→ **The data**
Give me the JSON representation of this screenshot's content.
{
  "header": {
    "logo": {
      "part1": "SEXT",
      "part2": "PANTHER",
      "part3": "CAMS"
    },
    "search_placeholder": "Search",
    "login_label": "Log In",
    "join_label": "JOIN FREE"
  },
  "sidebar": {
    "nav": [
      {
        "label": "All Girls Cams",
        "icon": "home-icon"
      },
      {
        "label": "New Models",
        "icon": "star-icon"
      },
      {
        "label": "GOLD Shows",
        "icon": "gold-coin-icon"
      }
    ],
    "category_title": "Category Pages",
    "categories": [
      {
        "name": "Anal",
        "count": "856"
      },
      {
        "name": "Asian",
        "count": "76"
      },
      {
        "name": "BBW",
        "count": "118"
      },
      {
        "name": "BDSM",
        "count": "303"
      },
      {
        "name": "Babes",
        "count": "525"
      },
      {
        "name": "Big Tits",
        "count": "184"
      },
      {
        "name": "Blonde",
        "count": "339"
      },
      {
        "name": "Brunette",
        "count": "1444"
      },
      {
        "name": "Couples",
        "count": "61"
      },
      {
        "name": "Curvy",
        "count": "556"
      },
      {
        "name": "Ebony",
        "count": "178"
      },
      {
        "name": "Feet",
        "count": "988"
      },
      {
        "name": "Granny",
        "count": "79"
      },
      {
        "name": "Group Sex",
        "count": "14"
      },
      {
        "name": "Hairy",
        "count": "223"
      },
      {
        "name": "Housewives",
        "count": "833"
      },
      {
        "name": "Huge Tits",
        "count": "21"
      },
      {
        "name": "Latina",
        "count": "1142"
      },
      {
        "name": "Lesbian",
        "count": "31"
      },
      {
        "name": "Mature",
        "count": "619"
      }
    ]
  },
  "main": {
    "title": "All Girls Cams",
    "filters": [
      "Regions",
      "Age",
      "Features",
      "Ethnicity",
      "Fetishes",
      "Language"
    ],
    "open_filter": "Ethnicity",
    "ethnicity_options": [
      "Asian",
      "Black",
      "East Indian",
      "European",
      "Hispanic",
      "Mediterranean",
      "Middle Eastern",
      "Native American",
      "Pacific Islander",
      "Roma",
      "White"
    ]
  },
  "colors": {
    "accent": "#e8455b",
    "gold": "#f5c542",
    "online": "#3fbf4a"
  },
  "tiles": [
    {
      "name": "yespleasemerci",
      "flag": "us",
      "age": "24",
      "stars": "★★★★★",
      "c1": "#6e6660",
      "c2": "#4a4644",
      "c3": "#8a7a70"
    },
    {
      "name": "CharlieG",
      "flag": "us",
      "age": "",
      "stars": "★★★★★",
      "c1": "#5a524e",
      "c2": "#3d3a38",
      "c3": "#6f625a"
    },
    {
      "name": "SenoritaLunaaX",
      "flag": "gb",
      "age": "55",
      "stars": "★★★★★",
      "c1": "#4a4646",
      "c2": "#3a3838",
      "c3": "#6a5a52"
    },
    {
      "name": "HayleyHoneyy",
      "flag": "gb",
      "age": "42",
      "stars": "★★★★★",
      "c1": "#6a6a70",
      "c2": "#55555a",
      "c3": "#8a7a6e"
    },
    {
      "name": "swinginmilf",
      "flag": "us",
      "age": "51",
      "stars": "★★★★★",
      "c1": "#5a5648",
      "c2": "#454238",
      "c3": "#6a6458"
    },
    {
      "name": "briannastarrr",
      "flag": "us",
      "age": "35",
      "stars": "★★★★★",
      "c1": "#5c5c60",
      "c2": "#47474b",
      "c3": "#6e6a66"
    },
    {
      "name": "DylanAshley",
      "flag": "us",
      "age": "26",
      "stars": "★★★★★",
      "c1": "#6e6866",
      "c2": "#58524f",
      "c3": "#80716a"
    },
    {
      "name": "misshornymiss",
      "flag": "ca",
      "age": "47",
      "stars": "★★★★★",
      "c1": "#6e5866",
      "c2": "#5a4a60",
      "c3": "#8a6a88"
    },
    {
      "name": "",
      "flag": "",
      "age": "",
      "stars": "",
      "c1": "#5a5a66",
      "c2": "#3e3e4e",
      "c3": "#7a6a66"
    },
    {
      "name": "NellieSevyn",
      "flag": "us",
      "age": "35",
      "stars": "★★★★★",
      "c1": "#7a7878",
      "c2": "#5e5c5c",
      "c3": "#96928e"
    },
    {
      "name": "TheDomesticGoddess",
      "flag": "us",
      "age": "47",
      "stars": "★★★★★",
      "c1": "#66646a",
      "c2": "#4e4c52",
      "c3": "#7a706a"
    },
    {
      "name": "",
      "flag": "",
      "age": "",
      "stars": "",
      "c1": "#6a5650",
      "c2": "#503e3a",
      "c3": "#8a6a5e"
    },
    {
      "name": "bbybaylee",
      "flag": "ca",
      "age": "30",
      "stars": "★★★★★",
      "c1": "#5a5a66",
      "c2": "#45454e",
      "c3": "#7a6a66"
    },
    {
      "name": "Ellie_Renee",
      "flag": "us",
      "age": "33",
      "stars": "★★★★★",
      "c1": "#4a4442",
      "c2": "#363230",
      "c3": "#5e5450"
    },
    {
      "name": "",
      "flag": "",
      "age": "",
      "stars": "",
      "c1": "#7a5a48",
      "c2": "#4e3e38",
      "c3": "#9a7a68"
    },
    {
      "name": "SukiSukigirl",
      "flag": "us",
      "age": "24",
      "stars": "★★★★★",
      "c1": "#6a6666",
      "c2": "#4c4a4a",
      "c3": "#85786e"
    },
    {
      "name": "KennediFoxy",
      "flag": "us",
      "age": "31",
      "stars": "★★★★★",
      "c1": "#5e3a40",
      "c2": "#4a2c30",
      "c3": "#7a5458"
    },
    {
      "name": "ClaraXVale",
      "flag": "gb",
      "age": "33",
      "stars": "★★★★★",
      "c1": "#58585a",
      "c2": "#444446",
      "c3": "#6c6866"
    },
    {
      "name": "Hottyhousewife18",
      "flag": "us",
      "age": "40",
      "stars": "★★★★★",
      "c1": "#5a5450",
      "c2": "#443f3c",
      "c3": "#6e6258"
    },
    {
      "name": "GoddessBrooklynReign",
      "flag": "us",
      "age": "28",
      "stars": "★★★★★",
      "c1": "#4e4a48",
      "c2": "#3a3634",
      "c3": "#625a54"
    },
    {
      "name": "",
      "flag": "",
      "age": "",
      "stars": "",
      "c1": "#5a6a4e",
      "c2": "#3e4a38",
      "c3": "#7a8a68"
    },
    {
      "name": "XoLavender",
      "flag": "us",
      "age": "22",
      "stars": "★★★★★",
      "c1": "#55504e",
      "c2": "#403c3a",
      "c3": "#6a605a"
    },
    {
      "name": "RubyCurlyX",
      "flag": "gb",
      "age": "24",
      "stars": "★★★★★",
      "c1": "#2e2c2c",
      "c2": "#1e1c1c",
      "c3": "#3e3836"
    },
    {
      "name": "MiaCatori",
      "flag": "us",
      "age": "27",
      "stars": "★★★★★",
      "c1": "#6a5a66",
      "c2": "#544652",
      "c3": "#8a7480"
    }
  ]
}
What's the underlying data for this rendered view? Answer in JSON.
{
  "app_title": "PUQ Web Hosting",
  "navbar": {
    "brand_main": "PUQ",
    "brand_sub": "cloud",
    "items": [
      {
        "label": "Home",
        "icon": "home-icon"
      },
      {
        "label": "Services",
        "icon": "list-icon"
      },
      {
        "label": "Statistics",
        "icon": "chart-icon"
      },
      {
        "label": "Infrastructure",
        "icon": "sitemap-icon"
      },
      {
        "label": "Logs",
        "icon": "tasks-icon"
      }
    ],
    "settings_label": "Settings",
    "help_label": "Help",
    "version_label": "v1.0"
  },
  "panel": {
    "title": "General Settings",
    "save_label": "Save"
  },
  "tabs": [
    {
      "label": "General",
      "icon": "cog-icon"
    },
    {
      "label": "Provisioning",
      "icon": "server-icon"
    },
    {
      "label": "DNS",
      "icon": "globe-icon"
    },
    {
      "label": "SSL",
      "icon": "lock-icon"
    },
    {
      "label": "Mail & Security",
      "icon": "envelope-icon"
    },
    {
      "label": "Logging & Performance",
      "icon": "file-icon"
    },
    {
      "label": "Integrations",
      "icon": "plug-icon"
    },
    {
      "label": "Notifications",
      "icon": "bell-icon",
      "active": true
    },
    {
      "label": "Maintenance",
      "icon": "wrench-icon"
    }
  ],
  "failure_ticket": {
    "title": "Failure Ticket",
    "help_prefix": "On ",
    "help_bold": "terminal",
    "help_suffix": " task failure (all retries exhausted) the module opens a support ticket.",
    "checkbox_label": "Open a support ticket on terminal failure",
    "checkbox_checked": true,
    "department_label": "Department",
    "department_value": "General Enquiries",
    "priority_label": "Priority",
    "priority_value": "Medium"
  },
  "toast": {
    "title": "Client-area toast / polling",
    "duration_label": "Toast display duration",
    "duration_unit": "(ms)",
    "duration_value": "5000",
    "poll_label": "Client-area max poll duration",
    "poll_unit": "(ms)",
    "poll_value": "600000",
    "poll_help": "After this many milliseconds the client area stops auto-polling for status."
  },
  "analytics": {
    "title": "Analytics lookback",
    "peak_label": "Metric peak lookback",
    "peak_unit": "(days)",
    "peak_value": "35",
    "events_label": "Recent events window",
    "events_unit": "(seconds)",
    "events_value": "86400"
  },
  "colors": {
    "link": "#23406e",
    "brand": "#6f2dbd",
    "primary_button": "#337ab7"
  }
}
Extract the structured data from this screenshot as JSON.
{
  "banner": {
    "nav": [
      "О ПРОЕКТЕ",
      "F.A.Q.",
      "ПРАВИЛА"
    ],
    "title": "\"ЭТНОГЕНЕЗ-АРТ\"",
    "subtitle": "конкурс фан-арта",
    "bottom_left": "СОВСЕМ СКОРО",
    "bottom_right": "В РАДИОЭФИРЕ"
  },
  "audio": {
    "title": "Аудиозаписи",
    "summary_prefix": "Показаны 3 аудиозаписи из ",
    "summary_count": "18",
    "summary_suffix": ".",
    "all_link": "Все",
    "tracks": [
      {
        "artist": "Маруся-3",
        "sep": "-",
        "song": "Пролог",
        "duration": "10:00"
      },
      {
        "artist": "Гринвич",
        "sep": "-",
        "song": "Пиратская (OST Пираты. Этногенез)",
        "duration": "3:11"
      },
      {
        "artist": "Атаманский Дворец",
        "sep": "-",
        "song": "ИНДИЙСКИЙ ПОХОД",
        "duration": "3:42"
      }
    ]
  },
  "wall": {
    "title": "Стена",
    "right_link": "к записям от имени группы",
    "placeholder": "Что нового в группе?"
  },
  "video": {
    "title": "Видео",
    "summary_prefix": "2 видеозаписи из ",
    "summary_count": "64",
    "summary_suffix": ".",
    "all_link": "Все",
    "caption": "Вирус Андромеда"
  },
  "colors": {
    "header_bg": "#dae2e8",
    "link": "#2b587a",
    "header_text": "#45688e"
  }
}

→ **Problem to work on**
Gather from the entries above all lines that include the string "area".

→ **Finished task**
    "title": "Client-area toast / polling",
    "poll_label": "Client-area max poll duration",
    "poll_help": "After this many milliseconds the client area stops auto-polling for status."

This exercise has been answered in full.